Brief:
Check each line of the records for "вопросам"; collect those that have it.

— Begin —

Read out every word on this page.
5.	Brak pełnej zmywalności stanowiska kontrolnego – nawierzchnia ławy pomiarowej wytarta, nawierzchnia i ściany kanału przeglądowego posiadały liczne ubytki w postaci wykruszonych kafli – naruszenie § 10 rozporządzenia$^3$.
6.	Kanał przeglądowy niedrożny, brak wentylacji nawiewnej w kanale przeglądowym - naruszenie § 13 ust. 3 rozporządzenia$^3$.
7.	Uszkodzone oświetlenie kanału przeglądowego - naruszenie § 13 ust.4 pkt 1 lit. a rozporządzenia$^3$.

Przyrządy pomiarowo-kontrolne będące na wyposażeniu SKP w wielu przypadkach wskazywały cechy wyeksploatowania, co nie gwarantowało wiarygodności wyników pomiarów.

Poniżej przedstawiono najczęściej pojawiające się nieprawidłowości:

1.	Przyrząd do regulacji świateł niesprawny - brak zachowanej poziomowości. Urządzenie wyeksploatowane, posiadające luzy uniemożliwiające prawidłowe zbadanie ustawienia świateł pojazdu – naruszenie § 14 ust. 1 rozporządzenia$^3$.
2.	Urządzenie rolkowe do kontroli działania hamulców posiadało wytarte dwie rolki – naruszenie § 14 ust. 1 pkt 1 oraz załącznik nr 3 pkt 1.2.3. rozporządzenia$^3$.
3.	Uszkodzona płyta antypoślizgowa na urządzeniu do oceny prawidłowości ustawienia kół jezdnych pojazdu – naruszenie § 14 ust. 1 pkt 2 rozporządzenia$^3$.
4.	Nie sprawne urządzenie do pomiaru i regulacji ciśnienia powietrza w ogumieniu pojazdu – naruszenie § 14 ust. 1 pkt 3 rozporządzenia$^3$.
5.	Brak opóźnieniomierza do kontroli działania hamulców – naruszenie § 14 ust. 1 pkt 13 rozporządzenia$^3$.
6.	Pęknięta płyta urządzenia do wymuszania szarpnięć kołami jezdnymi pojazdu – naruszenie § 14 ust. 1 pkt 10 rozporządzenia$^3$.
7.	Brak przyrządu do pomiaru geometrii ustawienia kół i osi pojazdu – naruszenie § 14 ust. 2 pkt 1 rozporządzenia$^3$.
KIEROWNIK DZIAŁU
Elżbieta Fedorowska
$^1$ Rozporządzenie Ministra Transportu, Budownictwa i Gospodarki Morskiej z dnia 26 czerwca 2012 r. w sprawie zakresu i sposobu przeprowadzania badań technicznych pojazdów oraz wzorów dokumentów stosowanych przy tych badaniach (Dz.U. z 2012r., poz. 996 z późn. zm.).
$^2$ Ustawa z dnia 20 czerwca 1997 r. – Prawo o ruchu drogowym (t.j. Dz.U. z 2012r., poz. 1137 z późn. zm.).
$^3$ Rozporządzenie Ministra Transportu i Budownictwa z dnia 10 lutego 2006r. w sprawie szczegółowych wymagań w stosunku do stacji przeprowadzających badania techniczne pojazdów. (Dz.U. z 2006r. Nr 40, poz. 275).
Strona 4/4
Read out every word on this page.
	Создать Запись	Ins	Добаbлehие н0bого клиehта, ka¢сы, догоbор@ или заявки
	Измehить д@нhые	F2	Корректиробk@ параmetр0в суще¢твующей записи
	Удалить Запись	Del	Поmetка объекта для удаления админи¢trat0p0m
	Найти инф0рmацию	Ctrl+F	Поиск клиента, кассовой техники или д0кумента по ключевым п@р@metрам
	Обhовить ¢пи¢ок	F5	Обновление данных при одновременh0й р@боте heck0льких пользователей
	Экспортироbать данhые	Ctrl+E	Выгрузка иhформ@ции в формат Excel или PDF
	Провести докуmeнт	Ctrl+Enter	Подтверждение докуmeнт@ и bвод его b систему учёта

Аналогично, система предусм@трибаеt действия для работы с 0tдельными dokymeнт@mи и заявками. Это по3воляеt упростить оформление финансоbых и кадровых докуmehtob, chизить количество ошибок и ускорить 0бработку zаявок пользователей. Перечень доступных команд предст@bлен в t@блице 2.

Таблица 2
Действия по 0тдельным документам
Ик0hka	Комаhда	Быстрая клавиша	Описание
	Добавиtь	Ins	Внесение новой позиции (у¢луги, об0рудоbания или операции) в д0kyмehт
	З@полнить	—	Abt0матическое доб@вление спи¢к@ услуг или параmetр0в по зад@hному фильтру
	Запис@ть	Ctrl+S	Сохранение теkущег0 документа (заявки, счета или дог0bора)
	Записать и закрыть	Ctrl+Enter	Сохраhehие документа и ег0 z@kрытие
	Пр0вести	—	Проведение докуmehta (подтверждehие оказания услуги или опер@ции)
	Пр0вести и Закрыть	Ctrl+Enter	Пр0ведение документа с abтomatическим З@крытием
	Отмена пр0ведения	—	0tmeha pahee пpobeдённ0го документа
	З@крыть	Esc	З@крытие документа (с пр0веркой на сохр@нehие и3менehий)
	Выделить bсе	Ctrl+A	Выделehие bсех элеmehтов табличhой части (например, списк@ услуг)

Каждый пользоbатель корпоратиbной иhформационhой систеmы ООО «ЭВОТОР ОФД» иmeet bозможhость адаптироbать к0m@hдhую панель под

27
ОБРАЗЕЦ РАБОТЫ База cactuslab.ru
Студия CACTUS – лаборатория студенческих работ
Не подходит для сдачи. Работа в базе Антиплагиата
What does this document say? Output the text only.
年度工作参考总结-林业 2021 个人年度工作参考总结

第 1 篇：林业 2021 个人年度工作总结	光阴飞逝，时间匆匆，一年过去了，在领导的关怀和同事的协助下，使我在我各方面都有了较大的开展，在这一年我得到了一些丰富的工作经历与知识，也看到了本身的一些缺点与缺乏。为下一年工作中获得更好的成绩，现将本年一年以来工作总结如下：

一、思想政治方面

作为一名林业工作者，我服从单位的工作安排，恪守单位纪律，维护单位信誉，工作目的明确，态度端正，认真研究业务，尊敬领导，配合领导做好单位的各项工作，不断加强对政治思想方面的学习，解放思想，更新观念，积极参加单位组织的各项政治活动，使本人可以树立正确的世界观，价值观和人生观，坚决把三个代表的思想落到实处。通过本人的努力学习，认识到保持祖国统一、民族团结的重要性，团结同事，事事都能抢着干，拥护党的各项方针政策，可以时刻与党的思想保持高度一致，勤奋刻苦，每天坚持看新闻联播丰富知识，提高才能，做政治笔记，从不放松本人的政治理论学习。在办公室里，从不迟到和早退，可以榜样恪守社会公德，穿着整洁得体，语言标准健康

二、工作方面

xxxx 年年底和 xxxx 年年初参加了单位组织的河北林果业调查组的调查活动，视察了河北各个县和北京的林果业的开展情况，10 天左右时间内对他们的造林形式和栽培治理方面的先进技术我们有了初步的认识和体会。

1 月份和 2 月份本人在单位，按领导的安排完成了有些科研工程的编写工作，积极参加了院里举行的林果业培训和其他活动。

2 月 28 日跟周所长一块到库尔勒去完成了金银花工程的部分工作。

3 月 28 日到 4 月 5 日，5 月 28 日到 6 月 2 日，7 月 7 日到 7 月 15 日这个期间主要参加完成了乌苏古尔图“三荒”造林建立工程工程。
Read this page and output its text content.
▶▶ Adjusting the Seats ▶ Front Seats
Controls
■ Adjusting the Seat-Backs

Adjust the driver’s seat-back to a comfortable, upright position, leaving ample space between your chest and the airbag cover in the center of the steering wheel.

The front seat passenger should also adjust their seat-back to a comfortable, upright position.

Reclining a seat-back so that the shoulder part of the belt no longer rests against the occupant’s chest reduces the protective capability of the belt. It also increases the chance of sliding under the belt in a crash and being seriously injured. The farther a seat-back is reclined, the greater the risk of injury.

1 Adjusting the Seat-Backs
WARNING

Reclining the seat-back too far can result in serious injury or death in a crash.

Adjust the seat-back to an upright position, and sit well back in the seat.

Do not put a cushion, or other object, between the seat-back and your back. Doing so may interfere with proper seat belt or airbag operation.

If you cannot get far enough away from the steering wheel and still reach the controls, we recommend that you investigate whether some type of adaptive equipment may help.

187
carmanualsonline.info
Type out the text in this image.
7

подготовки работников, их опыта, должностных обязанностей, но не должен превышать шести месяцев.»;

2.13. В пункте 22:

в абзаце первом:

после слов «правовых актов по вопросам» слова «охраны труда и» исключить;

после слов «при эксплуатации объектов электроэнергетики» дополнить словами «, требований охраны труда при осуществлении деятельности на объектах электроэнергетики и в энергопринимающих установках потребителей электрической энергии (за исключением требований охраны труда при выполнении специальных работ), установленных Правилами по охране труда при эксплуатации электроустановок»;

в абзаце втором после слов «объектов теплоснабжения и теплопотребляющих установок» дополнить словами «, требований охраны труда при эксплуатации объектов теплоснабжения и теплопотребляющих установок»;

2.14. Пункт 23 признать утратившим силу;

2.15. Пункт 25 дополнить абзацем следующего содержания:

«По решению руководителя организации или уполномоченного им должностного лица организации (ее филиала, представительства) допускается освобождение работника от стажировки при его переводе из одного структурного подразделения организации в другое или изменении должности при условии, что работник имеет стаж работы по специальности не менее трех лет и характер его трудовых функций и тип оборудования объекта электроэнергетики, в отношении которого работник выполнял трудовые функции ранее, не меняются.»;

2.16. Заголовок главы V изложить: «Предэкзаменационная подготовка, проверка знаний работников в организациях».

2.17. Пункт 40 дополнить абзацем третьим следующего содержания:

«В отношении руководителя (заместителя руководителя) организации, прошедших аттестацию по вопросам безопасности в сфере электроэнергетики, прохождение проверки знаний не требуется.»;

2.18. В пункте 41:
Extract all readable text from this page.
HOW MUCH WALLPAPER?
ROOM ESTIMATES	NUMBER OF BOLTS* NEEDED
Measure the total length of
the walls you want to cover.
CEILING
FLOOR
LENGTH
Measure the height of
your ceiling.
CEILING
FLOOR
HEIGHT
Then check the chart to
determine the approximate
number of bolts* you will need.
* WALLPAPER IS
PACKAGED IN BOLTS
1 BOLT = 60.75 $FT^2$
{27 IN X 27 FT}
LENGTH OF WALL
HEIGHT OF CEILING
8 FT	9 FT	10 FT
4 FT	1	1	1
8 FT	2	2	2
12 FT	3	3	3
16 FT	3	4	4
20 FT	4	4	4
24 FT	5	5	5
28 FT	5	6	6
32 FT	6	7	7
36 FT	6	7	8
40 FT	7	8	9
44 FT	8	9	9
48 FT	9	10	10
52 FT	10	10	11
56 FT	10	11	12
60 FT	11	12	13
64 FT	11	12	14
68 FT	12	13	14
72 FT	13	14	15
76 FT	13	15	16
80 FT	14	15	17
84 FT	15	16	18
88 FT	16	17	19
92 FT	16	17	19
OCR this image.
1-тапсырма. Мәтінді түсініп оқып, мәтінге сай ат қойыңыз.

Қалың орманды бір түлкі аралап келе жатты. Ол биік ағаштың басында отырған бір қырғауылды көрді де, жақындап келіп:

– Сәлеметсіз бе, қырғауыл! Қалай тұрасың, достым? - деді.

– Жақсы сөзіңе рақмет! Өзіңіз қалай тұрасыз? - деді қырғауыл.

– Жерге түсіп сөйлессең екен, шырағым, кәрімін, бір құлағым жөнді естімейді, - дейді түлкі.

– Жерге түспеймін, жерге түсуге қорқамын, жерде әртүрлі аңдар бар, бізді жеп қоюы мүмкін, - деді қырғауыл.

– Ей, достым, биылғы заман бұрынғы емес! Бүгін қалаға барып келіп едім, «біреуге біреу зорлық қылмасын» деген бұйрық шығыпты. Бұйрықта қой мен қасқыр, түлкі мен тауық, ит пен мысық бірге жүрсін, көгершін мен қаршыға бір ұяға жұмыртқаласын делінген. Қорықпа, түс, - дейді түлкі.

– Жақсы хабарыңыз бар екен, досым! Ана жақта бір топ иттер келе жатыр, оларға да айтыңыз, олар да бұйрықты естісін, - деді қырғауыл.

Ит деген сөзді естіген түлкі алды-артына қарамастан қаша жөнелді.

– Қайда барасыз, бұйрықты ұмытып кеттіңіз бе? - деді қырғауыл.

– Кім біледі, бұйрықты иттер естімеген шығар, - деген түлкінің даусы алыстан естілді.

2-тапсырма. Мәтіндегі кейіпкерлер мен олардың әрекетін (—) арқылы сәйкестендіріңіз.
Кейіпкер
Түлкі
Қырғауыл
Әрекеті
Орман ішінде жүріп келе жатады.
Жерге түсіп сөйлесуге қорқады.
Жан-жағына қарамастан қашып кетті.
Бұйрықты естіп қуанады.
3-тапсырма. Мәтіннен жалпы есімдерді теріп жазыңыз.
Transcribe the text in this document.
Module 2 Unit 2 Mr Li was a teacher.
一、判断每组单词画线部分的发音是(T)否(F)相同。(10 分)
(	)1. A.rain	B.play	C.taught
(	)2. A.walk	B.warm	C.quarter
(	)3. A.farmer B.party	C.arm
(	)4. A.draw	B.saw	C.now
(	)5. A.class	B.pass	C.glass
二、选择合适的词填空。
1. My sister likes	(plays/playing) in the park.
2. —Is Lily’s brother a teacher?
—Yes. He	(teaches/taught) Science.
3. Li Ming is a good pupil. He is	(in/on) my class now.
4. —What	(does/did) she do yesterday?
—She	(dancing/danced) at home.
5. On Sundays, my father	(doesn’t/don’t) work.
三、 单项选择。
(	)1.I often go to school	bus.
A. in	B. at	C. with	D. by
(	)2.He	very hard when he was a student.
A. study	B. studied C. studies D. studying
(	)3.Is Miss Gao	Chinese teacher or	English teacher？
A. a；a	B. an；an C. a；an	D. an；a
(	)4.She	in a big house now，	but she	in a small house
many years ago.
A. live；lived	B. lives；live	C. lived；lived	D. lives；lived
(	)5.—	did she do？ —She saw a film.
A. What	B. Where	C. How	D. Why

— End —

The answer:
после слов «правовых актов по вопросам» слова «охраны труда и» исключить;
«В отношении руководителя (заместителя руководителя) организации, прошедших аттестацию по вопросам безопасности в сфере электроэнергетики, прохождение проверки знаний не требуется.»;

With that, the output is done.